Records that describe figures
◆ ◆ ◆ ◆ ◆ ◆ ◆
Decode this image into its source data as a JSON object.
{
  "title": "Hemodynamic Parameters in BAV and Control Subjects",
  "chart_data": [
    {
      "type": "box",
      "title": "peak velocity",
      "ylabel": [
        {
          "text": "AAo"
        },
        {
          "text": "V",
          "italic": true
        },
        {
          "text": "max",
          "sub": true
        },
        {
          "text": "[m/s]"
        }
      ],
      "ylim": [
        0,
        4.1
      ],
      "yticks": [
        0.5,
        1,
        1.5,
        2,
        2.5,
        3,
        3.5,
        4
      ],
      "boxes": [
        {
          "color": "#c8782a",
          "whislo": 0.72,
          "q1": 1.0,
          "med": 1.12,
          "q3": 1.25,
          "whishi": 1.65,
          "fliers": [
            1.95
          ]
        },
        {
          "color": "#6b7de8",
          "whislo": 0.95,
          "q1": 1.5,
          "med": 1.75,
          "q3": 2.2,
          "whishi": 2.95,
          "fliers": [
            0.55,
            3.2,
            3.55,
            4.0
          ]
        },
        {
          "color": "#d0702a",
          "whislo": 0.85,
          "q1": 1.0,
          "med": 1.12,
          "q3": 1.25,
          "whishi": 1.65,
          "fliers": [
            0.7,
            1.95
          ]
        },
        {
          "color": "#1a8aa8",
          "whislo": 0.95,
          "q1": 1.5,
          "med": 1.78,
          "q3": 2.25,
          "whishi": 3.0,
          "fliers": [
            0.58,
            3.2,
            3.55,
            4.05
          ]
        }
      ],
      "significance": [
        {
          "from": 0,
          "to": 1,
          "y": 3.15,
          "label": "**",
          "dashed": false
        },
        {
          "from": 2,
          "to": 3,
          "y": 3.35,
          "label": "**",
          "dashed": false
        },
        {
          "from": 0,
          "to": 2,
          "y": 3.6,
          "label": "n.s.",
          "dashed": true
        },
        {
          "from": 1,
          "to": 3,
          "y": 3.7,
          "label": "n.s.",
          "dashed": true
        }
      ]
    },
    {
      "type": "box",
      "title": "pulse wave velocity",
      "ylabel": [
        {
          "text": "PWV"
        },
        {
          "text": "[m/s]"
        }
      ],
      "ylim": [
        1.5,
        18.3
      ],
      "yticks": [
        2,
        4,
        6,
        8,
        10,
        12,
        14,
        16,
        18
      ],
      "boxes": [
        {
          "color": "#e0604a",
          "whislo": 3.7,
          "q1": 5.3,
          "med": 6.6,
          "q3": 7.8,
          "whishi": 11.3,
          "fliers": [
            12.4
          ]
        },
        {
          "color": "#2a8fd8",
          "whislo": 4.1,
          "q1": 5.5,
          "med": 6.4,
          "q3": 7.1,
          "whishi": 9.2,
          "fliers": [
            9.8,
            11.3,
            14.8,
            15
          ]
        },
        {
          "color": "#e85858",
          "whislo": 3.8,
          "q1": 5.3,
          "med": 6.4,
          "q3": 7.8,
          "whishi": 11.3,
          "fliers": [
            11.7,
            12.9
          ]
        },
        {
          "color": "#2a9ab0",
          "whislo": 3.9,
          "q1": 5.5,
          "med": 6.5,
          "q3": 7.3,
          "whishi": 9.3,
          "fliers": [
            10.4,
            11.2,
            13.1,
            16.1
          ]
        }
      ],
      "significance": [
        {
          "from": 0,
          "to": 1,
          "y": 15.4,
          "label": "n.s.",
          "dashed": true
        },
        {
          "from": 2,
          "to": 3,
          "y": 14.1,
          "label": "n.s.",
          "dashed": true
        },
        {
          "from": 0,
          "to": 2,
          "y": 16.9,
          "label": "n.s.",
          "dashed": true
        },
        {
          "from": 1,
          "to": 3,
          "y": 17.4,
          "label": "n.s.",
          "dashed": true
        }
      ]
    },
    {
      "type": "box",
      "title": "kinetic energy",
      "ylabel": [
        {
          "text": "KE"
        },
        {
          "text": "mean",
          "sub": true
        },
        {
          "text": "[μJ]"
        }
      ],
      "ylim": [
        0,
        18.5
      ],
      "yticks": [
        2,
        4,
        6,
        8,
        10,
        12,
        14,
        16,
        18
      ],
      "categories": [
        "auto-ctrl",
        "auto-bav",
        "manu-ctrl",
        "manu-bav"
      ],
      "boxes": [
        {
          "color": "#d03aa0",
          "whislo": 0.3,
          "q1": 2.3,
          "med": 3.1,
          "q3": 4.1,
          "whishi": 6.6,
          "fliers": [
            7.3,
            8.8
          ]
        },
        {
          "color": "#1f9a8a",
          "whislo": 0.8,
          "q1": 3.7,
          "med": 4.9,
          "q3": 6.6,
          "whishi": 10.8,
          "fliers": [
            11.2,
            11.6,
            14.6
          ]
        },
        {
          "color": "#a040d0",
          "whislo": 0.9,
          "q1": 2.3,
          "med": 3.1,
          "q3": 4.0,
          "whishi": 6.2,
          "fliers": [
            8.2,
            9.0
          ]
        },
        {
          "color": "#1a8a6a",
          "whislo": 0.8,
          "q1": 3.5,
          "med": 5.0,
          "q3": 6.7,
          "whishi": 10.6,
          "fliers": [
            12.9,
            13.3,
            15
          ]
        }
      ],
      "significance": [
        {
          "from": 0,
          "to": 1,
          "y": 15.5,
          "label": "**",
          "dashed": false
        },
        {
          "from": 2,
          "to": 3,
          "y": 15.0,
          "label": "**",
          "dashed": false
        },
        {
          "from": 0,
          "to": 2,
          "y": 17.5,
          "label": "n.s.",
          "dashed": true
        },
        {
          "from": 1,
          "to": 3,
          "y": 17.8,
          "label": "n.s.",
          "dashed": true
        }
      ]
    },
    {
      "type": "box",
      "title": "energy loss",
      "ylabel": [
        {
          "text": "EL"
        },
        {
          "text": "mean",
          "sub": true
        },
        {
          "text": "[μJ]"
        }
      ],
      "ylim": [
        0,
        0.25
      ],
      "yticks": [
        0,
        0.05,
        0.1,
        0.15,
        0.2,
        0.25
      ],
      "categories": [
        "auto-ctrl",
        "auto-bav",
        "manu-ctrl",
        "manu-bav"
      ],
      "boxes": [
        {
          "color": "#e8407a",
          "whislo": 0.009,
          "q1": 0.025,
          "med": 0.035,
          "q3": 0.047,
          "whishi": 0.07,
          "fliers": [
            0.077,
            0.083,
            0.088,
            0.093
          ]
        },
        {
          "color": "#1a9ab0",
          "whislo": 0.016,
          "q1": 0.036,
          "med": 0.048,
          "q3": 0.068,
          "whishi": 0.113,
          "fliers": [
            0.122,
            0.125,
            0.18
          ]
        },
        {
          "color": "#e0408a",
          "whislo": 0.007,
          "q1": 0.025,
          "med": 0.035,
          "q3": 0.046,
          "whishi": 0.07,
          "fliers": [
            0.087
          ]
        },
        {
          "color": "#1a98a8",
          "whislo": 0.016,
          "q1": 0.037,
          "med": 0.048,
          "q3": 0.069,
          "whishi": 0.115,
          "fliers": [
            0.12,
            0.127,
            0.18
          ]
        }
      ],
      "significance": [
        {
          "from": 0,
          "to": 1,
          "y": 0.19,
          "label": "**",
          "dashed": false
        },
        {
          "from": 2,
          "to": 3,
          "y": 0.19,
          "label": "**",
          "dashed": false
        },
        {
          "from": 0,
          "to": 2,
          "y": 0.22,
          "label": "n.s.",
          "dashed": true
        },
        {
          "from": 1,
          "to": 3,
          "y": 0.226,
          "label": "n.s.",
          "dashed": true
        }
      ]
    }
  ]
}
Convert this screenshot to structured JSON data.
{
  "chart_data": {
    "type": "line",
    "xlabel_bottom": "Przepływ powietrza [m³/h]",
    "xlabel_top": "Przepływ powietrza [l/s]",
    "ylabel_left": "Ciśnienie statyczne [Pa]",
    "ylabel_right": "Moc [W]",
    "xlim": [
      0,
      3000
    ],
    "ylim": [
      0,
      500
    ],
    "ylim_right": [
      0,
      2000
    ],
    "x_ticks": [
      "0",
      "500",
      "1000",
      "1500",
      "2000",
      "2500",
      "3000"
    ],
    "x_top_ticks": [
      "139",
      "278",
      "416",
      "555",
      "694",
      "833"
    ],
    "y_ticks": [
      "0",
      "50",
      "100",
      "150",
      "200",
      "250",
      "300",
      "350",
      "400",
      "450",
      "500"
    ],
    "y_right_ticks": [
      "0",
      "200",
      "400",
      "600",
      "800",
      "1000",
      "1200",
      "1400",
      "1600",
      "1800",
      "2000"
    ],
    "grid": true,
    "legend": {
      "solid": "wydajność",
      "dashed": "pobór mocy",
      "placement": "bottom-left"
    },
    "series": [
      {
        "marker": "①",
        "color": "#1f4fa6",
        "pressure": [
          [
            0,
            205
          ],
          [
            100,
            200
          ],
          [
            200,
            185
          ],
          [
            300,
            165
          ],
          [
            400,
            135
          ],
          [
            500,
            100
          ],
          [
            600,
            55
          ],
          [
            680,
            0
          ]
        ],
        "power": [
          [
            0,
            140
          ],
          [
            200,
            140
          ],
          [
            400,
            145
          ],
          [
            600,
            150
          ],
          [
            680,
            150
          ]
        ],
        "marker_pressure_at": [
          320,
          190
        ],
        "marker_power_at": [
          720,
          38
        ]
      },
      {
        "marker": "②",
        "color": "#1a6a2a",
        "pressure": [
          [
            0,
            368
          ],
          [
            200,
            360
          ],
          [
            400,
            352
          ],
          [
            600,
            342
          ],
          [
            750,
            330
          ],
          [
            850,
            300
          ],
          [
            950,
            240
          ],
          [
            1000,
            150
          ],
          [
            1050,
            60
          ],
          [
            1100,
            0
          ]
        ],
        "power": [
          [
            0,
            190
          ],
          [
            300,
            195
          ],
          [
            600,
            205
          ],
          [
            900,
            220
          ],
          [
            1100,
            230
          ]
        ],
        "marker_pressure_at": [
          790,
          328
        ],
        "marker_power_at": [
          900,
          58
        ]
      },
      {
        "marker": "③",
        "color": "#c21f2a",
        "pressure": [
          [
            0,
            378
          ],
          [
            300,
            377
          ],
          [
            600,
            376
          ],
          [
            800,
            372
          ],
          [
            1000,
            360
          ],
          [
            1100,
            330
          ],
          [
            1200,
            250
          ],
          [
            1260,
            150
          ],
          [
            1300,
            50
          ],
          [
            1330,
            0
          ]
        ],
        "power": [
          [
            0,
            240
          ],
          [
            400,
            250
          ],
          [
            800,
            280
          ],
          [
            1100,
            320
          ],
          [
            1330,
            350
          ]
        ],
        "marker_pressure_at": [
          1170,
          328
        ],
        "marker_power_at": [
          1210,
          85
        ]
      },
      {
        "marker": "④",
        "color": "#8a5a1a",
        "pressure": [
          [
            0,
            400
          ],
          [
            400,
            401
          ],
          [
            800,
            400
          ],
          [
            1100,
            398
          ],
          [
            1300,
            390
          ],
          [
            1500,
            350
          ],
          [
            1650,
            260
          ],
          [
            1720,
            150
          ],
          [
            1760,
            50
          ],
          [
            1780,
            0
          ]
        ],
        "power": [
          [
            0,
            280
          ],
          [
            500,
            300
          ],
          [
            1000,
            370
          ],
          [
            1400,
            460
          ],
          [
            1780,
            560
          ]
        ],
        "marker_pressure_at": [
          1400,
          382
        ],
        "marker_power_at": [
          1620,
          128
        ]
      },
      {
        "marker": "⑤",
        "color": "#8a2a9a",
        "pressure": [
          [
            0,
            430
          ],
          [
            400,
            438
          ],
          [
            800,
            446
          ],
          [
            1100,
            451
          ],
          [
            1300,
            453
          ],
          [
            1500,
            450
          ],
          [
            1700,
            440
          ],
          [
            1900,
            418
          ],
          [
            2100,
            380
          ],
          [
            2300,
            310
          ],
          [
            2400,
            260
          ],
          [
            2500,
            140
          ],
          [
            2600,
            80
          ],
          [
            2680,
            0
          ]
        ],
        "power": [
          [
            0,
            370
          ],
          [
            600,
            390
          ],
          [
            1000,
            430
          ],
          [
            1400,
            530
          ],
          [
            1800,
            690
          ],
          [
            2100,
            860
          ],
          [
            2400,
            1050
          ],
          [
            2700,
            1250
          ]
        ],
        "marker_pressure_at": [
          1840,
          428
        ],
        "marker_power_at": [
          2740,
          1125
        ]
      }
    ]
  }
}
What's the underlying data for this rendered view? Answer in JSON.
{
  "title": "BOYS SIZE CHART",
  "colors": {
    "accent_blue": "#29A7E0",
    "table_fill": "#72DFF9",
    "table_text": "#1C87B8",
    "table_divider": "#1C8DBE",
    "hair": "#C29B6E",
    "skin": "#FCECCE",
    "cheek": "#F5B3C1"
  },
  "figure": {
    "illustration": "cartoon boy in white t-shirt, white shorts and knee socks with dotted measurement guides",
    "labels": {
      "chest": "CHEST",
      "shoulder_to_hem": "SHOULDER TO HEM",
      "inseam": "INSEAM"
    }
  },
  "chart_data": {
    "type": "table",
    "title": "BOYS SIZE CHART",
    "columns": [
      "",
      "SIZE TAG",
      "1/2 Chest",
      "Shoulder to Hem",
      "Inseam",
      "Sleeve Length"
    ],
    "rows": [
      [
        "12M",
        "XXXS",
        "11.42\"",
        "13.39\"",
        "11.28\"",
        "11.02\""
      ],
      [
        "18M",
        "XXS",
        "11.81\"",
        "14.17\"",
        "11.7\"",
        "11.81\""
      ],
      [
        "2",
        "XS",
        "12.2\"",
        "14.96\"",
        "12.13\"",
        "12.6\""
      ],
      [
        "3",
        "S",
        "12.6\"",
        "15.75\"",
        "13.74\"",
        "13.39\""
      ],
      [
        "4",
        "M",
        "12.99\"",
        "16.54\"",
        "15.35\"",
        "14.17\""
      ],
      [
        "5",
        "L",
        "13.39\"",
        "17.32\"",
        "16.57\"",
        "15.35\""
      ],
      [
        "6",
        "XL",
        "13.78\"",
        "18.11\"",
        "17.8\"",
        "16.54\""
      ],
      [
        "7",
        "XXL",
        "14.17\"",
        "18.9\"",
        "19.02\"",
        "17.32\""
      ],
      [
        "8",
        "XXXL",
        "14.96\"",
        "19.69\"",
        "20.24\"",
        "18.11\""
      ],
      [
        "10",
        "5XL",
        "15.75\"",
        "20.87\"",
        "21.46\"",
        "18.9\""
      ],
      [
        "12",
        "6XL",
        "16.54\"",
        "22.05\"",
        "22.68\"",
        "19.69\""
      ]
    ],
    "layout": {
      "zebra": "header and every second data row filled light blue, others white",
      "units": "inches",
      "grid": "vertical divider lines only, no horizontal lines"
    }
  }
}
◆ ◆ ◆ ◆ ◆ ◆ ◆
* Work instructions: Write out every line of the entries that holds the word "energy".

* Written response:
      "title": "kinetic energy",
      "title": "energy loss",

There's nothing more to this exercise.